Aim | Repeat every record below exactly as it appears.

Data provided |
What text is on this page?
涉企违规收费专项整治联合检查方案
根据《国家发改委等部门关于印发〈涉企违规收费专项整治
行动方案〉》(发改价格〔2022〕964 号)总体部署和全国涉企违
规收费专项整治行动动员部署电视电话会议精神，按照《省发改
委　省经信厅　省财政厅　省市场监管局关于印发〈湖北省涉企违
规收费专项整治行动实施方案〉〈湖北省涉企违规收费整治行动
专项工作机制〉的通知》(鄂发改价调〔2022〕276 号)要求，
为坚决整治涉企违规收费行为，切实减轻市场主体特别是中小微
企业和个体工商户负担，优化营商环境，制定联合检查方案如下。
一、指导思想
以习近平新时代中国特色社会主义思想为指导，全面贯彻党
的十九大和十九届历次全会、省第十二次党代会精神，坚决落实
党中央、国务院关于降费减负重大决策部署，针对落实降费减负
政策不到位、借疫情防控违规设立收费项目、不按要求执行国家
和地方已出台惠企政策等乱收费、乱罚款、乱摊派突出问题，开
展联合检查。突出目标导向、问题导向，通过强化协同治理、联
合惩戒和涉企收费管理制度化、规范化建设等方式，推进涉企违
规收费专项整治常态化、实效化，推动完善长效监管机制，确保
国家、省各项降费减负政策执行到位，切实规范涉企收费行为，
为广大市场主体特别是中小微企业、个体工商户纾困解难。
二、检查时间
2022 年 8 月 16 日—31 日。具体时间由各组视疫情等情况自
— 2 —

Complete output |
What text is on this page?
涉企违规收费专项整治联合检查方案
根据《国家发改委等部门关于印发〈涉企违规收费专项整治
行动方案〉》(发改价格〔2022〕964 号)总体部署和全国涉企违
规收费专项整治行动动员部署电视电话会议精神，按照《省发改
委　省经信厅　省财政厅　省市场监管局关于印发〈湖北省涉企违
规收费专项整治行动实施方案〉〈湖北省涉企违规收费整治行动
专项工作机制〉的通知》(鄂发改价调〔2022〕276 号)要求，
为坚决整治涉企违规收费行为，切实减轻市场主体特别是中小微
企业和个体工商户负担，优化营商环境，制定联合检查方案如下。
一、指导思想
以习近平新时代中国特色社会主义思想为指导，全面贯彻党
的十九大和十九届历次全会、省第十二次党代会精神，坚决落实
党中央、国务院关于降费减负重大决策部署，针对落实降费减负
政策不到位、借疫情防控违规设立收费项目、不按要求执行国家
和地方已出台惠企政策等乱收费、乱罚款、乱摊派突出问题，开
展联合检查。突出目标导向、问题导向，通过强化协同治理、联
合惩戒和涉企收费管理制度化、规范化建设等方式，推进涉企违
规收费专项整治常态化、实效化，推动完善长效监管机制，确保
国家、省各项降费减负政策执行到位，切实规范涉企收费行为，
为广大市场主体特别是中小微企业、个体工商户纾困解难。
二、检查时间
2022 年 8 月 16 日—31 日。具体时间由各组视疫情等情况自
— 2 —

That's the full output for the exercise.